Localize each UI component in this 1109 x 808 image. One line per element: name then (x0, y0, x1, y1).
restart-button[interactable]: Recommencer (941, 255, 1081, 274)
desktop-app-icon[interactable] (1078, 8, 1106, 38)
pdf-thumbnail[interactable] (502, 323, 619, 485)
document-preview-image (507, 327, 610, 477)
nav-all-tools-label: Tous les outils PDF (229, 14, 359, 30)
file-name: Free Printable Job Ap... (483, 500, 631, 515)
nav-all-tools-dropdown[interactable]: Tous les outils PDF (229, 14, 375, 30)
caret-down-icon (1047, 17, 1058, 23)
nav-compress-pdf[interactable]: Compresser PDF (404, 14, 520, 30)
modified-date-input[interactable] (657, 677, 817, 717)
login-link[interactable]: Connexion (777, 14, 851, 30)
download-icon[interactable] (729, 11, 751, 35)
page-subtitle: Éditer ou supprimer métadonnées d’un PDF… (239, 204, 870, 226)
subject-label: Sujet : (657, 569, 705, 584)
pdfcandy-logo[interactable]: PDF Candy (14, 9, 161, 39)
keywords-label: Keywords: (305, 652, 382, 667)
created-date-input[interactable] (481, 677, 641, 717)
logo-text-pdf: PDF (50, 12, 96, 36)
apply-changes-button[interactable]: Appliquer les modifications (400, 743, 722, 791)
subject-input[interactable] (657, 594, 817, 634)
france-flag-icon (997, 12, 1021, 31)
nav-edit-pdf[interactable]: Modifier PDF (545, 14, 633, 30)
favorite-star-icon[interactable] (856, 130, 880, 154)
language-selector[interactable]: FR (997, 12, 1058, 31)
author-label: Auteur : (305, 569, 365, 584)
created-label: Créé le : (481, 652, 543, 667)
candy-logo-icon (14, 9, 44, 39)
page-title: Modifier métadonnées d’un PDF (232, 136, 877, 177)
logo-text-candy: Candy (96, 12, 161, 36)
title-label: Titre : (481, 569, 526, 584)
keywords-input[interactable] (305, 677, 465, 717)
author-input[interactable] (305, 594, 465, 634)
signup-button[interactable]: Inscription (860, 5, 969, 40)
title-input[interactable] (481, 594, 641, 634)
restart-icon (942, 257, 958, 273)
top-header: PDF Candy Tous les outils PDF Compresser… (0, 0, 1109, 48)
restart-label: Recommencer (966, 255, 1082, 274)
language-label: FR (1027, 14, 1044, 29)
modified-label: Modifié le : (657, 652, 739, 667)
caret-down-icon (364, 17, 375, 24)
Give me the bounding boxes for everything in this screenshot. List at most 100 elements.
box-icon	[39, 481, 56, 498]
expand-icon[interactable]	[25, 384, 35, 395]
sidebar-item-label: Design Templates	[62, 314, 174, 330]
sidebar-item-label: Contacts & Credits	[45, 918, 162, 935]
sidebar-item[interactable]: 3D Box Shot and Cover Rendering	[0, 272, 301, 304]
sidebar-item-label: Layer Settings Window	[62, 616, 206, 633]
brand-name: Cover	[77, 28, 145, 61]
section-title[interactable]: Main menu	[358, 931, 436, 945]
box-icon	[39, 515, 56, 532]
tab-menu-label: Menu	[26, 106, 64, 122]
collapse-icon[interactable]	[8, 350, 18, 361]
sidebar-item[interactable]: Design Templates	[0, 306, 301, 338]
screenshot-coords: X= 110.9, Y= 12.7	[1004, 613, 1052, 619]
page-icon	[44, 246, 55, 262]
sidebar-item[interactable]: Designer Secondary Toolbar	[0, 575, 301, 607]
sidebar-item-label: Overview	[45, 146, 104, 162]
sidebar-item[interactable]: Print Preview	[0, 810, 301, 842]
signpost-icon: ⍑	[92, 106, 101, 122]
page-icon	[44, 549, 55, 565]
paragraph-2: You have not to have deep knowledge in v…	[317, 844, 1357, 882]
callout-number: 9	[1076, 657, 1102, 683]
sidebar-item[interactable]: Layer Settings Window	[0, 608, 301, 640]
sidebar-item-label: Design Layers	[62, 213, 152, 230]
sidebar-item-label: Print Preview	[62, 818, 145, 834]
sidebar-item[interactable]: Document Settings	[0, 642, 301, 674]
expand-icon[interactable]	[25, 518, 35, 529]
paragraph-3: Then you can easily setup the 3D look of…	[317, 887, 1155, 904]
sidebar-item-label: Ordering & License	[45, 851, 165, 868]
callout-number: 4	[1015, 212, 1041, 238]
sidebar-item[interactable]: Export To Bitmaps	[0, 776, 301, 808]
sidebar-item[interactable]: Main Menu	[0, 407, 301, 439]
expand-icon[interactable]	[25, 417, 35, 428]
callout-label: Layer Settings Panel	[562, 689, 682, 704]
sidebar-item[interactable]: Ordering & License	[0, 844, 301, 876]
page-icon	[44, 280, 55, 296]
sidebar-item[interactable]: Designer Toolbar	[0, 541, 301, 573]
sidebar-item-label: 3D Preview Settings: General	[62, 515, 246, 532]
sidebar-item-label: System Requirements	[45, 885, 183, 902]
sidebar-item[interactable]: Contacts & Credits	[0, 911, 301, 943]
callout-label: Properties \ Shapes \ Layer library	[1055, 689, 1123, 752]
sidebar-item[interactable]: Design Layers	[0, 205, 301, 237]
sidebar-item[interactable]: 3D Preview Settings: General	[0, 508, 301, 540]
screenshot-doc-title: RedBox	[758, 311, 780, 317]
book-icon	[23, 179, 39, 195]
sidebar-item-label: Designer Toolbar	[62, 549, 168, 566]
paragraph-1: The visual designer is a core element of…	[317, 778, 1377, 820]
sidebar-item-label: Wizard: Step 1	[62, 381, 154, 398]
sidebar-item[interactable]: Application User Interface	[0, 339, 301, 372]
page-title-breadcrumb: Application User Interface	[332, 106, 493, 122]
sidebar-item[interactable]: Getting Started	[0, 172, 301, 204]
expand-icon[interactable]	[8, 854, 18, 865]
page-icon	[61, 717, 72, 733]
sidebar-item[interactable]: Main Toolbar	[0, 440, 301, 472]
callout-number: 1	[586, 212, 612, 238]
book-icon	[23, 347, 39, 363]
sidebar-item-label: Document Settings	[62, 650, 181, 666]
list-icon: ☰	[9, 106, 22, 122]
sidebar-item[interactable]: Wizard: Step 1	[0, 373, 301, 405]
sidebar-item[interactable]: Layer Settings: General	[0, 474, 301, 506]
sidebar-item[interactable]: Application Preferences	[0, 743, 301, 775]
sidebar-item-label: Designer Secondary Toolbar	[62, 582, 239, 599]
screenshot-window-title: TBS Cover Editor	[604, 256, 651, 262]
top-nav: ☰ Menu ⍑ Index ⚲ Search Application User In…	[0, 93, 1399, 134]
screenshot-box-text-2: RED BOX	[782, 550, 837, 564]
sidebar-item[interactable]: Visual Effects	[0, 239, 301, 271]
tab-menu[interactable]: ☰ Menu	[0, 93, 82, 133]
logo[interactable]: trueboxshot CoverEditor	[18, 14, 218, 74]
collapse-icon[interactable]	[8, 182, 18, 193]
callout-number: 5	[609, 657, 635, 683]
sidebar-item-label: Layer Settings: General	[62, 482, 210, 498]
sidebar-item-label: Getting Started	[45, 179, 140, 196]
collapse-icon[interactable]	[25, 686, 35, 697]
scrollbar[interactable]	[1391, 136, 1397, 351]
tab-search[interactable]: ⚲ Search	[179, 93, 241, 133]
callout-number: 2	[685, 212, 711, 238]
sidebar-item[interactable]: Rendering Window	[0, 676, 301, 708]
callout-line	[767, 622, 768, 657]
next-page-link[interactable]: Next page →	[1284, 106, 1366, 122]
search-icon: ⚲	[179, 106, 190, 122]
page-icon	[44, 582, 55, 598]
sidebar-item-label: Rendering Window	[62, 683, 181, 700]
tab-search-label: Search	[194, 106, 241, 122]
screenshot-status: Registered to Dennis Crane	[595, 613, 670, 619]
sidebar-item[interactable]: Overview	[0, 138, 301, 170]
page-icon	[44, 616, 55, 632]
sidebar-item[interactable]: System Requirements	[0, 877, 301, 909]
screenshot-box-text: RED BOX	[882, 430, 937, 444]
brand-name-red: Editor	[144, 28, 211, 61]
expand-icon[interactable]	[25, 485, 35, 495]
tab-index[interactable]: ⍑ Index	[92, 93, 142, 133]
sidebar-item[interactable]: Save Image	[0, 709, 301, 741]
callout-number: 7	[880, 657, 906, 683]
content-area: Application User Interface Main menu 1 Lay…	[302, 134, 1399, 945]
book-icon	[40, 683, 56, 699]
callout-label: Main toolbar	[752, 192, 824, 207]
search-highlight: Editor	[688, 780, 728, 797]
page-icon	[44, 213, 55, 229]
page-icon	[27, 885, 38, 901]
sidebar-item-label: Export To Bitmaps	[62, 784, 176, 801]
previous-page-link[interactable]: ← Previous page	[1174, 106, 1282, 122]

* * * * *

PROBLEM REQUIREMENTS: Copy out the records exactly, starting at the very first line and ending with the line that contains "modified-date-input[interactable] (657, 677, 817, 717)", including both of those lines.

EXERCISE RESPONSE:
Localize each UI component in this 1109 x 808 image. One line per element: name then (x0, y0, x1, y1).
restart-button[interactable]: Recommencer (941, 255, 1081, 274)
desktop-app-icon[interactable] (1078, 8, 1106, 38)
pdf-thumbnail[interactable] (502, 323, 619, 485)
document-preview-image (507, 327, 610, 477)
nav-all-tools-label: Tous les outils PDF (229, 14, 359, 30)
file-name: Free Printable Job Ap... (483, 500, 631, 515)
nav-all-tools-dropdown[interactable]: Tous les outils PDF (229, 14, 375, 30)
caret-down-icon (1047, 17, 1058, 23)
nav-compress-pdf[interactable]: Compresser PDF (404, 14, 520, 30)
modified-date-input[interactable] (657, 677, 817, 717)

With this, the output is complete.